### What is asked
Reproduce each line exactly.

### Data shown
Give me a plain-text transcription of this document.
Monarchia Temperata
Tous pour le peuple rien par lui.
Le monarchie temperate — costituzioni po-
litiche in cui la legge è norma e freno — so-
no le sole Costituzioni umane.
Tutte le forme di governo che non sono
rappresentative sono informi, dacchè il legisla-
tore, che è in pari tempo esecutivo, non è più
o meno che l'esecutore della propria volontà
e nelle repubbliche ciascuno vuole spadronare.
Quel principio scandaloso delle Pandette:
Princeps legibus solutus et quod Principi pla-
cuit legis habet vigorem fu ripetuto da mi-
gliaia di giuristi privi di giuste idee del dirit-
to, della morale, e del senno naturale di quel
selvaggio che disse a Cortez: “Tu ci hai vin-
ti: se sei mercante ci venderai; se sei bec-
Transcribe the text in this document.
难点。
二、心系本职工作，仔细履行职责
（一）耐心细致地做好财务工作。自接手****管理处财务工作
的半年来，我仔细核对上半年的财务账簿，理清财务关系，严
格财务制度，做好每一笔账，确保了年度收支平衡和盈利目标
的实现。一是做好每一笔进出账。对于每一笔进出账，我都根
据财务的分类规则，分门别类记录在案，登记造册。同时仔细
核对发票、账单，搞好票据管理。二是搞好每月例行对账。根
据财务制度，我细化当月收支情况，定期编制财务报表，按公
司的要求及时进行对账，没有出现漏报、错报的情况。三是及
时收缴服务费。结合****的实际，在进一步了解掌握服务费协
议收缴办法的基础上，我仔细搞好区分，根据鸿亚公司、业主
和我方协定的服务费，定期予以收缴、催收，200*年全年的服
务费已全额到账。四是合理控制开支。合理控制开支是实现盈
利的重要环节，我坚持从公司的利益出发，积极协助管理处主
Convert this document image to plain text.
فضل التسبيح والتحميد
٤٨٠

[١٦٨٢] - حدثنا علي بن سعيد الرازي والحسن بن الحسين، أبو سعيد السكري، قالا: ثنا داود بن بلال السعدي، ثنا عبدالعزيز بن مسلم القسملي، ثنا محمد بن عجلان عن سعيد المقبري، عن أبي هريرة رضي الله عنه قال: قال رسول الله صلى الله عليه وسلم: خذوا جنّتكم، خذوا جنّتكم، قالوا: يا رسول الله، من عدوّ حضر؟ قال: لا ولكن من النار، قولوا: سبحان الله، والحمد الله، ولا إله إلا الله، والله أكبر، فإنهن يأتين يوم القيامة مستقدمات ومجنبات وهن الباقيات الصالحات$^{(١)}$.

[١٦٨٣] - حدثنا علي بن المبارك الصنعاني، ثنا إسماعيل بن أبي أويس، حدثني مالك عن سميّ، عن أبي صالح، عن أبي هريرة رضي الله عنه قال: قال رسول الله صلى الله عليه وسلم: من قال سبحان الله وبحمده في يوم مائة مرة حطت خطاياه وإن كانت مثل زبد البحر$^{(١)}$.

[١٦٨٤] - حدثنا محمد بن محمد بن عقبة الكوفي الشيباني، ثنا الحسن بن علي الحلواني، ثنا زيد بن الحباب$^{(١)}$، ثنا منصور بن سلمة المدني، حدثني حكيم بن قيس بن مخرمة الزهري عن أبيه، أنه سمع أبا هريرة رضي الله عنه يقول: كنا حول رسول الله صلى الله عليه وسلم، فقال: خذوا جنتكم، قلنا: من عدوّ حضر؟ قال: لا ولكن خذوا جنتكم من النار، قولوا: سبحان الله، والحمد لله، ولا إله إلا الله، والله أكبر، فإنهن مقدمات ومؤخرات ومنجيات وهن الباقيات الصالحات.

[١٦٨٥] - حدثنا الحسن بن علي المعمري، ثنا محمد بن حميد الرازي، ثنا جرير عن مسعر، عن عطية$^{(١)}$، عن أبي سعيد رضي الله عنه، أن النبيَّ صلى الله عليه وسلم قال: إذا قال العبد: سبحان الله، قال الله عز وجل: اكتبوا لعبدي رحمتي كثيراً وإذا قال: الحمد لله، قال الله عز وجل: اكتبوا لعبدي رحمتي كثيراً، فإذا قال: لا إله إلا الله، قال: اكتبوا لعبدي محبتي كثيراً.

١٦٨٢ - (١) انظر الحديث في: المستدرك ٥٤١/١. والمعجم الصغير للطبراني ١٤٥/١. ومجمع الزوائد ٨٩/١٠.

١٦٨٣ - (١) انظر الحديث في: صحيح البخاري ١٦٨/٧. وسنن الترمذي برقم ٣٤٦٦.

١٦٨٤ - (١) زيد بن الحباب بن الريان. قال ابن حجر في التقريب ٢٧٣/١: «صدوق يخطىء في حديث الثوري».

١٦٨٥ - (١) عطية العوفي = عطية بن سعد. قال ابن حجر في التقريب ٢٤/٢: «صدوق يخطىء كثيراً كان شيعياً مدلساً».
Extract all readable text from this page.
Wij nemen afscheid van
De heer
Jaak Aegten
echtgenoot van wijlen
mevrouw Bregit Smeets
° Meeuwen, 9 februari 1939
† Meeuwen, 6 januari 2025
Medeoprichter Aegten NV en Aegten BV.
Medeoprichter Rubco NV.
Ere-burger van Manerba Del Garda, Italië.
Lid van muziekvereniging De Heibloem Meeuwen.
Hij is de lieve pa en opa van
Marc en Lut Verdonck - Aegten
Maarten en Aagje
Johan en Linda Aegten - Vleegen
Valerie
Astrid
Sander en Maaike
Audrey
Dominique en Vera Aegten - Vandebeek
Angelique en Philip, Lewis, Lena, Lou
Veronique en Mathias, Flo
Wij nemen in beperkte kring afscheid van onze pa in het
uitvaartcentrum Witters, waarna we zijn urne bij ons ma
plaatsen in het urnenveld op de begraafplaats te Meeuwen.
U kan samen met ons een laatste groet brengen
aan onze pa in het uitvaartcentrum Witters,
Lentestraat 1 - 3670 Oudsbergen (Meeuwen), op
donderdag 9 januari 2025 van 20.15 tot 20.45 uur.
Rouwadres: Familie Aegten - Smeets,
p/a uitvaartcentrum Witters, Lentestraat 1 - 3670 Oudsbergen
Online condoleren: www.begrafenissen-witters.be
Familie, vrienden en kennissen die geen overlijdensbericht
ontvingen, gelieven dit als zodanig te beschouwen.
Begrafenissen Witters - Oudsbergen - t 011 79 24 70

### Answer to the problem
Give me a plain-text transcription of this document.
Monarchia Temperata
Tous pour le peuple rien par lui.
Le monarchie temperate — costituzioni po-
litiche in cui la legge è norma e freno — so-
no le sole Costituzioni umane.
Tutte le forme di governo che non sono
rappresentative sono informi, dacchè il legisla-
tore, che è in pari tempo esecutivo, non è più
o meno che l'esecutore della propria volontà
e nelle repubbliche ciascuno vuole spadronare.
Quel principio scandaloso delle Pandette:
Princeps legibus solutus et quod Principi pla-
cuit legis habet vigorem fu ripetuto da mi-
gliaia di giuristi privi di giuste idee del dirit-
to, della morale, e del senno naturale di quel
selvaggio che disse a Cortez: “Tu ci hai vin-
ti: se sei mercante ci venderai; se sei bec-
Transcribe the text in this document.
难点。
二、心系本职工作，仔细履行职责
（一）耐心细致地做好财务工作。自接手****管理处财务工作
的半年来，我仔细核对上半年的财务账簿，理清财务关系，严
格财务制度，做好每一笔账，确保了年度收支平衡和盈利目标
的实现。一是做好每一笔进出账。对于每一笔进出账，我都根
据财务的分类规则，分门别类记录在案，登记造册。同时仔细
核对发票、账单，搞好票据管理。二是搞好每月例行对账。根
据财务制度，我细化当月收支情况，定期编制财务报表，按公
司的要求及时进行对账，没有出现漏报、错报的情况。三是及
时收缴服务费。结合****的实际，在进一步了解掌握服务费协
议收缴办法的基础上，我仔细搞好区分，根据鸿亚公司、业主
和我方协定的服务费，定期予以收缴、催收，200*年全年的服
务费已全额到账。四是合理控制开支。合理控制开支是实现盈
利的重要环节，我坚持从公司的利益出发，积极协助管理处主
Convert this document image to plain text.
فضل التسبيح والتحميد
٤٨٠

[١٦٨٢] - حدثنا علي بن سعيد الرازي والحسن بن الحسين، أبو سعيد السكري، قالا: ثنا داود بن بلال السعدي، ثنا عبدالعزيز بن مسلم القسملي، ثنا محمد بن عجلان عن سعيد المقبري، عن أبي هريرة رضي الله عنه قال: قال رسول الله صلى الله عليه وسلم: خذوا جنّتكم، خذوا جنّتكم، قالوا: يا رسول الله، من عدوّ حضر؟ قال: لا ولكن من النار، قولوا: سبحان الله، والحمد الله، ولا إله إلا الله، والله أكبر، فإنهن يأتين يوم القيامة مستقدمات ومجنبات وهن الباقيات الصالحات$^{(١)}$.

[١٦٨٣] - حدثنا علي بن المبارك الصنعاني، ثنا إسماعيل بن أبي أويس، حدثني مالك عن سميّ، عن أبي صالح، عن أبي هريرة رضي الله عنه قال: قال رسول الله صلى الله عليه وسلم: من قال سبحان الله وبحمده في يوم مائة مرة حطت خطاياه وإن كانت مثل زبد البحر$^{(١)}$.

[١٦٨٤] - حدثنا محمد بن محمد بن عقبة الكوفي الشيباني، ثنا الحسن بن علي الحلواني، ثنا زيد بن الحباب$^{(١)}$، ثنا منصور بن سلمة المدني، حدثني حكيم بن قيس بن مخرمة الزهري عن أبيه، أنه سمع أبا هريرة رضي الله عنه يقول: كنا حول رسول الله صلى الله عليه وسلم، فقال: خذوا جنتكم، قلنا: من عدوّ حضر؟ قال: لا ولكن خذوا جنتكم من النار، قولوا: سبحان الله، والحمد لله، ولا إله إلا الله، والله أكبر، فإنهن مقدمات ومؤخرات ومنجيات وهن الباقيات الصالحات.

[١٦٨٥] - حدثنا الحسن بن علي المعمري، ثنا محمد بن حميد الرازي، ثنا جرير عن مسعر، عن عطية$^{(١)}$، عن أبي سعيد رضي الله عنه، أن النبيَّ صلى الله عليه وسلم قال: إذا قال العبد: سبحان الله، قال الله عز وجل: اكتبوا لعبدي رحمتي كثيراً وإذا قال: الحمد لله، قال الله عز وجل: اكتبوا لعبدي رحمتي كثيراً، فإذا قال: لا إله إلا الله، قال: اكتبوا لعبدي محبتي كثيراً.

١٦٨٢ - (١) انظر الحديث في: المستدرك ٥٤١/١. والمعجم الصغير للطبراني ١٤٥/١. ومجمع الزوائد ٨٩/١٠.

١٦٨٣ - (١) انظر الحديث في: صحيح البخاري ١٦٨/٧. وسنن الترمذي برقم ٣٤٦٦.

١٦٨٤ - (١) زيد بن الحباب بن الريان. قال ابن حجر في التقريب ٢٧٣/١: «صدوق يخطىء في حديث الثوري».

١٦٨٥ - (١) عطية العوفي = عطية بن سعد. قال ابن حجر في التقريب ٢٤/٢: «صدوق يخطىء كثيراً كان شيعياً مدلساً».
Extract all readable text from this page.
Wij nemen afscheid van
De heer
Jaak Aegten
echtgenoot van wijlen
mevrouw Bregit Smeets
° Meeuwen, 9 februari 1939
† Meeuwen, 6 januari 2025
Medeoprichter Aegten NV en Aegten BV.
Medeoprichter Rubco NV.
Ere-burger van Manerba Del Garda, Italië.
Lid van muziekvereniging De Heibloem Meeuwen.
Hij is de lieve pa en opa van
Marc en Lut Verdonck - Aegten
Maarten en Aagje
Johan en Linda Aegten - Vleegen
Valerie
Astrid
Sander en Maaike
Audrey
Dominique en Vera Aegten - Vandebeek
Angelique en Philip, Lewis, Lena, Lou
Veronique en Mathias, Flo
Wij nemen in beperkte kring afscheid van onze pa in het
uitvaartcentrum Witters, waarna we zijn urne bij ons ma
plaatsen in het urnenveld op de begraafplaats te Meeuwen.
U kan samen met ons een laatste groet brengen
aan onze pa in het uitvaartcentrum Witters,
Lentestraat 1 - 3670 Oudsbergen (Meeuwen), op
donderdag 9 januari 2025 van 20.15 tot 20.45 uur.
Rouwadres: Familie Aegten - Smeets,
p/a uitvaartcentrum Witters, Lentestraat 1 - 3670 Oudsbergen
Online condoleren: www.begrafenissen-witters.be
Familie, vrienden en kennissen die geen overlijdensbericht
ontvingen, gelieven dit als zodanig te beschouwen.
Begrafenissen Witters - Oudsbergen - t 011 79 24 70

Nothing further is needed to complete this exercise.